*SHORT TASK*
In the records below, find each line containing the word "with" and copy it.

*RECORDS TO PROCESS*
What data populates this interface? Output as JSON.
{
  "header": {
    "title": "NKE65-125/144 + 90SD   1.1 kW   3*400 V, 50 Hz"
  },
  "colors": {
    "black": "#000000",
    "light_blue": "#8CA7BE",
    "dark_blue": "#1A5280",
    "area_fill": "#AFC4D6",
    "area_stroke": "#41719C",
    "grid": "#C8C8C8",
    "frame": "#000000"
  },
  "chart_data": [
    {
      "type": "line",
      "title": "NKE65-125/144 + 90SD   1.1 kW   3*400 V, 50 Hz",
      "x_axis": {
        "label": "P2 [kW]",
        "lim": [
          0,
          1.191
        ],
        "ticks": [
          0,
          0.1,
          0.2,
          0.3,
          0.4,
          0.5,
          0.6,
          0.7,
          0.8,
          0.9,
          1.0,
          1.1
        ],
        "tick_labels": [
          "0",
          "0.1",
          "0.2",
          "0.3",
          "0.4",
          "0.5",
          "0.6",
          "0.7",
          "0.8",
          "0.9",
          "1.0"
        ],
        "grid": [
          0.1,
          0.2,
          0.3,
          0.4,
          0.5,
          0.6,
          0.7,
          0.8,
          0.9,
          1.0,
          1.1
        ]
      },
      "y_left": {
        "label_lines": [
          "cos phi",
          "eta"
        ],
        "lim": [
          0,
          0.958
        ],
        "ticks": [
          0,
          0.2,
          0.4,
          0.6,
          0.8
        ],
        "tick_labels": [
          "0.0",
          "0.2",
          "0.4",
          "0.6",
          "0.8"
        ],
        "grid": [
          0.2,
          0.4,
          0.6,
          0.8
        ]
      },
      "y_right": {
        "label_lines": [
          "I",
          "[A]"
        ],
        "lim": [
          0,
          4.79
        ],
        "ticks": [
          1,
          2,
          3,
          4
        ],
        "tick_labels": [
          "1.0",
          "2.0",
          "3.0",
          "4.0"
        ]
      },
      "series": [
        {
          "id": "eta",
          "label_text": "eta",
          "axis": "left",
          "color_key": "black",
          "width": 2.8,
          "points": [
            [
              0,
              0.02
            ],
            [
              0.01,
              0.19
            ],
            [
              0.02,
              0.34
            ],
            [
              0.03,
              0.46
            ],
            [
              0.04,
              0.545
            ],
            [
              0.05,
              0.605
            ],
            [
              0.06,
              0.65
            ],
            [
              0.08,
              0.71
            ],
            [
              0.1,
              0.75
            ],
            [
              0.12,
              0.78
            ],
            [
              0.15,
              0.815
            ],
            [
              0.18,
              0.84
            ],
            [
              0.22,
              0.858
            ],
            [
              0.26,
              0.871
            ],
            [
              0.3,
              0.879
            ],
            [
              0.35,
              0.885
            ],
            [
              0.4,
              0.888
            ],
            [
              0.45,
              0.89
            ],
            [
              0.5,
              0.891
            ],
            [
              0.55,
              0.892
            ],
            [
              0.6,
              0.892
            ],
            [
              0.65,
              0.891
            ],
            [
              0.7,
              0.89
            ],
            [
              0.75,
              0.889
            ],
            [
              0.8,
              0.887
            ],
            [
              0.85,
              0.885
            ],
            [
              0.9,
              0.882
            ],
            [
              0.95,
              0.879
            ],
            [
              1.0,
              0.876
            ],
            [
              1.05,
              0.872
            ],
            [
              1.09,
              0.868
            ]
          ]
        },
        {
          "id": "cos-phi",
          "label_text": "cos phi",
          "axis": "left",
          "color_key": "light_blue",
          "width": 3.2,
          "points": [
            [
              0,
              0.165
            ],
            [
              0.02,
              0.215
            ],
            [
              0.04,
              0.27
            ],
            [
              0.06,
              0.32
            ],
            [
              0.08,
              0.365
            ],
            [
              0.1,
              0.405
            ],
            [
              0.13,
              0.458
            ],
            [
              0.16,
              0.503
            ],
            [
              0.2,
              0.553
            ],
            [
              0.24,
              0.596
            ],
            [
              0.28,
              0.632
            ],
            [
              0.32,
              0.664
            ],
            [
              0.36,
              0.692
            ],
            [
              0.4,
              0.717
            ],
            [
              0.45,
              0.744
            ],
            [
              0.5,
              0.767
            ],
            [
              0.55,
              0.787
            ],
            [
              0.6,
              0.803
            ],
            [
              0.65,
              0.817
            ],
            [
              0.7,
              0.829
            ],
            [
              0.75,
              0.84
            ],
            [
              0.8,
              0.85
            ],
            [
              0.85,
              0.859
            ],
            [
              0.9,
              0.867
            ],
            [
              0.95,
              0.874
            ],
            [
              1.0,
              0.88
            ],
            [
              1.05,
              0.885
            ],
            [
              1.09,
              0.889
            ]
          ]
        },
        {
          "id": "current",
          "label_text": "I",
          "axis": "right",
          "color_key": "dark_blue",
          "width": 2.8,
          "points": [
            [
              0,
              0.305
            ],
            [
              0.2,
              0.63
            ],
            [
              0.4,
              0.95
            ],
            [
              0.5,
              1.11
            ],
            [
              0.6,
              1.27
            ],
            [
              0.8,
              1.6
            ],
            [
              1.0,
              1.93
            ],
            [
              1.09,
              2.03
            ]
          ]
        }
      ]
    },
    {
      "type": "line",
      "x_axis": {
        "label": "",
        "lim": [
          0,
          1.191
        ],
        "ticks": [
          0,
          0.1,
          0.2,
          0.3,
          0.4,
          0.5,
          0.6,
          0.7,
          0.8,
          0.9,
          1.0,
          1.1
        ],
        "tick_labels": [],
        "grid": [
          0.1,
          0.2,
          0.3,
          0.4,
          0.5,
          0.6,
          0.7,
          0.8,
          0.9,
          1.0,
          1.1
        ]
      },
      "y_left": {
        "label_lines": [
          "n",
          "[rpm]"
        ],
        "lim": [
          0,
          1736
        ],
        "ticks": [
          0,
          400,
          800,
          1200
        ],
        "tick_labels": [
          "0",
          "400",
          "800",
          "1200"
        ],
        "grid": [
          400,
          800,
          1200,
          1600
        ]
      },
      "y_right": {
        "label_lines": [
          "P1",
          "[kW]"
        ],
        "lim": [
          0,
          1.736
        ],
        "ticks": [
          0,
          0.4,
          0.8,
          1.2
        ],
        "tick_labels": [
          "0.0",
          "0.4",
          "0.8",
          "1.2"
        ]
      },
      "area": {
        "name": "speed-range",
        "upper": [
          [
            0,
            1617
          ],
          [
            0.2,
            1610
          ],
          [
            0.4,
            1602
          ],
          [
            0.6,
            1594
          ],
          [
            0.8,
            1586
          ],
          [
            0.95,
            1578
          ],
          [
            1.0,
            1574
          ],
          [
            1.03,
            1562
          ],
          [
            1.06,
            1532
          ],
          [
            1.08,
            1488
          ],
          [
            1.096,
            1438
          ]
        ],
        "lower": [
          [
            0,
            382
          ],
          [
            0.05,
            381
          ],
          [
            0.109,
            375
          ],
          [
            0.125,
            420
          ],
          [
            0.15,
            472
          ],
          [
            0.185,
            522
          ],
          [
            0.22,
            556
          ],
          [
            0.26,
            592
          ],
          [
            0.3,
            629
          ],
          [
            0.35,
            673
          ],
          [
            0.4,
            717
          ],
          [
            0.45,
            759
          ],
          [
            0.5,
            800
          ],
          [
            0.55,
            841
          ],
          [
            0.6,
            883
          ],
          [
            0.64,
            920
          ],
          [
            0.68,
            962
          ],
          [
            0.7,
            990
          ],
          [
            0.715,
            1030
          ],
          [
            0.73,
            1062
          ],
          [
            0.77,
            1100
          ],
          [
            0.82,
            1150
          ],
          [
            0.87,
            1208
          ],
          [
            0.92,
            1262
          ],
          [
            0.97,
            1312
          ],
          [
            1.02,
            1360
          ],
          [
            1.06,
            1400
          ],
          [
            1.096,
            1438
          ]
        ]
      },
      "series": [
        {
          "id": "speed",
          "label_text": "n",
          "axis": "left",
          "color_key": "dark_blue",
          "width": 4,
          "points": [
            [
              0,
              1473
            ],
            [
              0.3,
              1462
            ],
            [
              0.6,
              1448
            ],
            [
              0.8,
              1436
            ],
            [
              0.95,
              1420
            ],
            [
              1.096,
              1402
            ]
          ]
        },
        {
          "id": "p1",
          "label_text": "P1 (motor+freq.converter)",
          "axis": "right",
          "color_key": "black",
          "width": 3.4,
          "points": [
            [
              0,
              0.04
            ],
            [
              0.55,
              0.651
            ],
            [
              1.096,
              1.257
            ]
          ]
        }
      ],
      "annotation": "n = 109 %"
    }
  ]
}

--

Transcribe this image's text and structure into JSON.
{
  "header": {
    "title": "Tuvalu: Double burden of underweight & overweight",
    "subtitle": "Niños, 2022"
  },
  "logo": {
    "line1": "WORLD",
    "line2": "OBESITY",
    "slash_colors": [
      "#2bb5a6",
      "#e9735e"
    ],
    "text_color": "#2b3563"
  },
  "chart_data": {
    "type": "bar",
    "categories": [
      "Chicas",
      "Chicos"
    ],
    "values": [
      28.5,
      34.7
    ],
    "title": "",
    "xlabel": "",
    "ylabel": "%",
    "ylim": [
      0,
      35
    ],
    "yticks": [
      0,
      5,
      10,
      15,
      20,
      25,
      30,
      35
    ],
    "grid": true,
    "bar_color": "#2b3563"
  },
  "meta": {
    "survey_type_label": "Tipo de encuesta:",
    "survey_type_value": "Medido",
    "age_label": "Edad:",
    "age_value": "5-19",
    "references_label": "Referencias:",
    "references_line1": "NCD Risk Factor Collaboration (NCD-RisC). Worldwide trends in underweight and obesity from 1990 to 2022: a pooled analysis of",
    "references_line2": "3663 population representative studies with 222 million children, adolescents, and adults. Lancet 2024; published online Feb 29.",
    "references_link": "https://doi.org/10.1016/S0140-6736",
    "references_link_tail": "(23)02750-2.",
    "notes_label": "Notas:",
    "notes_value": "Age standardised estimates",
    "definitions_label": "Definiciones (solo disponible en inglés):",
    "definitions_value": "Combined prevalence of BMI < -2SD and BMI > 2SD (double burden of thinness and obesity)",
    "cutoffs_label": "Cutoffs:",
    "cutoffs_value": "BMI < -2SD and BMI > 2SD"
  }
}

...

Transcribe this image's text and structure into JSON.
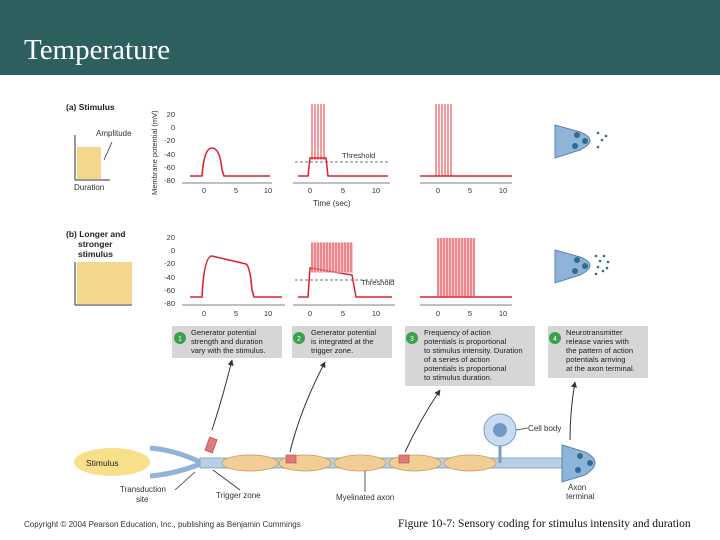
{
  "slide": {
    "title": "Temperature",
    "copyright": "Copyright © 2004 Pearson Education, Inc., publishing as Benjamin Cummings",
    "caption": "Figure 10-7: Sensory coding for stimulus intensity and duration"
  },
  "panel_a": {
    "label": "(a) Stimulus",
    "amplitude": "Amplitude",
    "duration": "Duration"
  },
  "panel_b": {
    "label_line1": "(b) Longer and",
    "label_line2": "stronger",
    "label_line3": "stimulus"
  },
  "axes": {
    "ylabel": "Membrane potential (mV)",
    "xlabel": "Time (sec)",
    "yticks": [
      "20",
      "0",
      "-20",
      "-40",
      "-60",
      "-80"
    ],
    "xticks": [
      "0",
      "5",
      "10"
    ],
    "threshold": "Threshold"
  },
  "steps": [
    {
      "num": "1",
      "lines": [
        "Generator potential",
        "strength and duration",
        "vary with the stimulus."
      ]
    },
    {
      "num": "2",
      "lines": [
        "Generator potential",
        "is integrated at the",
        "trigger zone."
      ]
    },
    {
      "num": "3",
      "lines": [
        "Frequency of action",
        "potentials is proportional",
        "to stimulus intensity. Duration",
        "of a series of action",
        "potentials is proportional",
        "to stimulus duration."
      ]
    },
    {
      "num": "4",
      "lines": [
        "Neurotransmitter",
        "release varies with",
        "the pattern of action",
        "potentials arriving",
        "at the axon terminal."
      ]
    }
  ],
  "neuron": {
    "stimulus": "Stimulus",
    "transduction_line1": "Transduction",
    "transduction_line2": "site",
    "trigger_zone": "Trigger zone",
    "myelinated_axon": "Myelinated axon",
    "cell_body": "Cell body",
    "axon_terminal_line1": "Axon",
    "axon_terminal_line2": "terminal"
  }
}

*SOLUTION BELOW*
    "references_line2": "3663 population representative studies with 222 million children, adolescents, and adults. Lancet 2024; published online Feb 29.",
        "vary with the stimulus."
        "release varies with",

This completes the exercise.